*GIVEN ENTRIES:*
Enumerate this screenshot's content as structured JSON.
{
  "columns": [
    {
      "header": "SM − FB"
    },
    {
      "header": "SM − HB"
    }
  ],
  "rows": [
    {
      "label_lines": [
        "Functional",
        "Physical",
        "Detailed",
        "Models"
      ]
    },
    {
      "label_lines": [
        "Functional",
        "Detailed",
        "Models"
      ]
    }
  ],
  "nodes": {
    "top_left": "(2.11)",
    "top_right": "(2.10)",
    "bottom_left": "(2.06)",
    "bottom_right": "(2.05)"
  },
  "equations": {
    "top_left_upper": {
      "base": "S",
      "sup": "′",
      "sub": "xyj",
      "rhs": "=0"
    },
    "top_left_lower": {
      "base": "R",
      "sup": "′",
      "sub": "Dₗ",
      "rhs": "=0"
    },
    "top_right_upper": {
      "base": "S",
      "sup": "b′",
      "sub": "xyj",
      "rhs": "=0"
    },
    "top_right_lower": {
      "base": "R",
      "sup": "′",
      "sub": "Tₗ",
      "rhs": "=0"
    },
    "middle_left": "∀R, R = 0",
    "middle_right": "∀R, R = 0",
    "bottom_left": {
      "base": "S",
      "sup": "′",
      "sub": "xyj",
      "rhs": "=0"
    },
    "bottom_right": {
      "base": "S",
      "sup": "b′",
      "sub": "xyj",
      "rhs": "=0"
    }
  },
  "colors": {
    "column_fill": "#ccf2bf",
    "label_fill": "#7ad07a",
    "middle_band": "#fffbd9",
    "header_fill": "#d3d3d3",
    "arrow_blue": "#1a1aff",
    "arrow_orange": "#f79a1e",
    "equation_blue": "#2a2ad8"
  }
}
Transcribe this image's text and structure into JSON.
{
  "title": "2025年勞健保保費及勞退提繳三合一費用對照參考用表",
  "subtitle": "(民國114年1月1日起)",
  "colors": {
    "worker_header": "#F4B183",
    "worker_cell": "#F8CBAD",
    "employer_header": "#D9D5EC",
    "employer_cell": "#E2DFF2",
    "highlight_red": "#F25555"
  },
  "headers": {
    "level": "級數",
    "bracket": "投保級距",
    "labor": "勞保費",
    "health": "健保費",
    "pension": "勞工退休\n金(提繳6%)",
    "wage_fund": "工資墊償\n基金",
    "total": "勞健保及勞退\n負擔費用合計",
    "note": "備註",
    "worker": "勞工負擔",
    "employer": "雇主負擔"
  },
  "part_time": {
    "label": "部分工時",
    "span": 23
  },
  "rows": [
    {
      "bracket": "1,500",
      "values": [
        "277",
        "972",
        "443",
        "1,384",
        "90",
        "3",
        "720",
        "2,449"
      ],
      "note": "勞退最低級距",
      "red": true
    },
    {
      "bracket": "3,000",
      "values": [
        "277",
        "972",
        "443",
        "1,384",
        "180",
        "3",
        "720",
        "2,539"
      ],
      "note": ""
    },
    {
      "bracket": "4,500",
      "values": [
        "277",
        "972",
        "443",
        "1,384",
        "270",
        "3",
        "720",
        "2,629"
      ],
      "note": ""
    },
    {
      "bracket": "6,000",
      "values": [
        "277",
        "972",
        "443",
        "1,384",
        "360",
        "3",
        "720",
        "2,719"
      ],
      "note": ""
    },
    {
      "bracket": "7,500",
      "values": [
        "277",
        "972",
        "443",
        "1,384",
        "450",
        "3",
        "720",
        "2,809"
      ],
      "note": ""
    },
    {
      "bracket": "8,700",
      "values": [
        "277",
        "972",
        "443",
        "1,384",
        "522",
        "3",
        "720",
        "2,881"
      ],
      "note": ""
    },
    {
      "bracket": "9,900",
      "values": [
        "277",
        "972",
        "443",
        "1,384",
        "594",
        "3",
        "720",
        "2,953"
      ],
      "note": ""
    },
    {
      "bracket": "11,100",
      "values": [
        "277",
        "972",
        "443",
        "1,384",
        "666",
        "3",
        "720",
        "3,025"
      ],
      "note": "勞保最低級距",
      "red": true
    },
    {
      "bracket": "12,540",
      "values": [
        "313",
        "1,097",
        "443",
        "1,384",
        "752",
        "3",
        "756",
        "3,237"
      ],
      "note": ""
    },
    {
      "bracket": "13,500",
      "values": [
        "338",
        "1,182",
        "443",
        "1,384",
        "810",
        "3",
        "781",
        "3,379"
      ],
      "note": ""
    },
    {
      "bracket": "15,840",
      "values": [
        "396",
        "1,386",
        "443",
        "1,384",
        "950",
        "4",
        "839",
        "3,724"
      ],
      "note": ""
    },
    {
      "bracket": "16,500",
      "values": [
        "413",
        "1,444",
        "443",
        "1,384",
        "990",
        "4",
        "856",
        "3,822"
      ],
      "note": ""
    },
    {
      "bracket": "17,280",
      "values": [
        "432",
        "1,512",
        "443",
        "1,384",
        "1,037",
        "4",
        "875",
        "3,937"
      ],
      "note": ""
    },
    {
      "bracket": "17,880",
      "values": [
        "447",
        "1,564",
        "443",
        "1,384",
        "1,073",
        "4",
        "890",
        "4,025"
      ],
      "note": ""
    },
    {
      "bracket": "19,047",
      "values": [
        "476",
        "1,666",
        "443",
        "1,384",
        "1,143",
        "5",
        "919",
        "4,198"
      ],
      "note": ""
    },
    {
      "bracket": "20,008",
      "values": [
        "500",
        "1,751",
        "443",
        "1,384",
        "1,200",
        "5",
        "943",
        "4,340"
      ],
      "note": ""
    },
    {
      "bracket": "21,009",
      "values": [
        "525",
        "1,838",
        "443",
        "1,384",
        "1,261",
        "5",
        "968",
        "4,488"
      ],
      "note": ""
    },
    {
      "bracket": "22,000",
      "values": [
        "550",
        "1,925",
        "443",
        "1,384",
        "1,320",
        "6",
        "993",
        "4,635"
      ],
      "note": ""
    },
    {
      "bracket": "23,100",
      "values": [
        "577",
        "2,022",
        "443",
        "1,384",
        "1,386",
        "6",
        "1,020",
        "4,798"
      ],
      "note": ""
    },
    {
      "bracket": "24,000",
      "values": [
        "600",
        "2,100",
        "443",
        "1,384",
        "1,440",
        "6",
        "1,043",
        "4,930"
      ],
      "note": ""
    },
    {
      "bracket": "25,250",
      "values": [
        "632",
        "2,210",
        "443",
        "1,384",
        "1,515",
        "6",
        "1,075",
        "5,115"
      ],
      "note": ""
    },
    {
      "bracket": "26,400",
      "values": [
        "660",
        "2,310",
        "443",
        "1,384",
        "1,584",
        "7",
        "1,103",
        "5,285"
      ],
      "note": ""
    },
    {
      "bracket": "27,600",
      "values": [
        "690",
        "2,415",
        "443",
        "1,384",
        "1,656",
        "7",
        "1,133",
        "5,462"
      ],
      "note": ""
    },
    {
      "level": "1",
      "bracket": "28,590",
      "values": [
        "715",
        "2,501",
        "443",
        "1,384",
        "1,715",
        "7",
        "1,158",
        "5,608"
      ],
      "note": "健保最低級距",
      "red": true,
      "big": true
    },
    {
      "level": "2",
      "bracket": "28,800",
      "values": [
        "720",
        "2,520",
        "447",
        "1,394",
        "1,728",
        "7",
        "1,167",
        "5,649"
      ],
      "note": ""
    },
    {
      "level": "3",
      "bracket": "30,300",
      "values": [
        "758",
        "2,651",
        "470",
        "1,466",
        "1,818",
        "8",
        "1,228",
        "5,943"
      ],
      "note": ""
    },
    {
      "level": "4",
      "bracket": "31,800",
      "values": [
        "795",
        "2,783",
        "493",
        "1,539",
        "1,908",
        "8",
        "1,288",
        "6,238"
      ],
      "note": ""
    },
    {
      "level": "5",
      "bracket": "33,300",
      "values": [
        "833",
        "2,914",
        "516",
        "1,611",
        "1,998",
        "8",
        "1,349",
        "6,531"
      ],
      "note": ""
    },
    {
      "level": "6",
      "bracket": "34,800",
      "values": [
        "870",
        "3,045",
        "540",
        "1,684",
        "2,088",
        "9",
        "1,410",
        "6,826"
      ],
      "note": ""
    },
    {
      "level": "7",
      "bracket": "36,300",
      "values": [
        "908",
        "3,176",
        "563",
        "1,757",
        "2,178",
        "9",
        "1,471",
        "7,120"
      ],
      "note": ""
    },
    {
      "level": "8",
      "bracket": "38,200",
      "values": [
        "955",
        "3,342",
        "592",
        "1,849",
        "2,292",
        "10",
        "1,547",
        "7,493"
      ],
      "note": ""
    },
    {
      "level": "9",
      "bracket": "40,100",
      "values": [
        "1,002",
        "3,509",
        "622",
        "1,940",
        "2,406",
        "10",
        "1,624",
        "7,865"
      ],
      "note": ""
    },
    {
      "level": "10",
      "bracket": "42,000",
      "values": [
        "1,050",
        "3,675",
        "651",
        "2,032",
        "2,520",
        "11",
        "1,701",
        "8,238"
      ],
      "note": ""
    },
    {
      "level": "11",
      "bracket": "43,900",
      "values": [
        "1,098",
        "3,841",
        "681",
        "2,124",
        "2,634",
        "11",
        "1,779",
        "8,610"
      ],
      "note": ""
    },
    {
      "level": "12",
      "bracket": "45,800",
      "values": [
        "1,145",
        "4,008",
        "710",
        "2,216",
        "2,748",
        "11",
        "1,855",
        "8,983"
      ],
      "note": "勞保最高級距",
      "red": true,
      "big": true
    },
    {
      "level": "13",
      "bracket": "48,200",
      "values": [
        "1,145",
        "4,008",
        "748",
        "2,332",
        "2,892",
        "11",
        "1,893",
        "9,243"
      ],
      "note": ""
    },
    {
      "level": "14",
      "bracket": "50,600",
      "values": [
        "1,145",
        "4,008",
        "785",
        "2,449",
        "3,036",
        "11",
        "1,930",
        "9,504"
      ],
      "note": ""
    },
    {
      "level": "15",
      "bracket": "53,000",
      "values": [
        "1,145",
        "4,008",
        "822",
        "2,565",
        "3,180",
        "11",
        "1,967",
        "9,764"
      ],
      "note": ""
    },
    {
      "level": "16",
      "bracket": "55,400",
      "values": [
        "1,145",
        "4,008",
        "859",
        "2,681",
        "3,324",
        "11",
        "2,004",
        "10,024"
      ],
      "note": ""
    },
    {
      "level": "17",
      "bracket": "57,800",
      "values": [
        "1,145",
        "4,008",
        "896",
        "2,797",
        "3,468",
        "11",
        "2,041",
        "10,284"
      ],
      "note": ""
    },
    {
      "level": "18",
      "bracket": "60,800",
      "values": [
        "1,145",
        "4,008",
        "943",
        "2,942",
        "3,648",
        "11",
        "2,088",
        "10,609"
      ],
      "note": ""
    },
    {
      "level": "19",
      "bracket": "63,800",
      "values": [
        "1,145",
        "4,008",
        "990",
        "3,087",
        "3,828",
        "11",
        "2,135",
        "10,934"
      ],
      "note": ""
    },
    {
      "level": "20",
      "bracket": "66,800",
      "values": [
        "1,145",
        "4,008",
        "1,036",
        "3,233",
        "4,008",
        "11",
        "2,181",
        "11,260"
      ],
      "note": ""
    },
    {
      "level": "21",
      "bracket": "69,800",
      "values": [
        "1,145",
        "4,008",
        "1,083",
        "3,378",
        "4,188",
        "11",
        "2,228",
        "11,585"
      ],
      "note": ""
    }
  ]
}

*WORK REQUIRED:*
What number of lines in the records contain the word "this"? Answer with that number alone.

*THE RESPONSE:*
2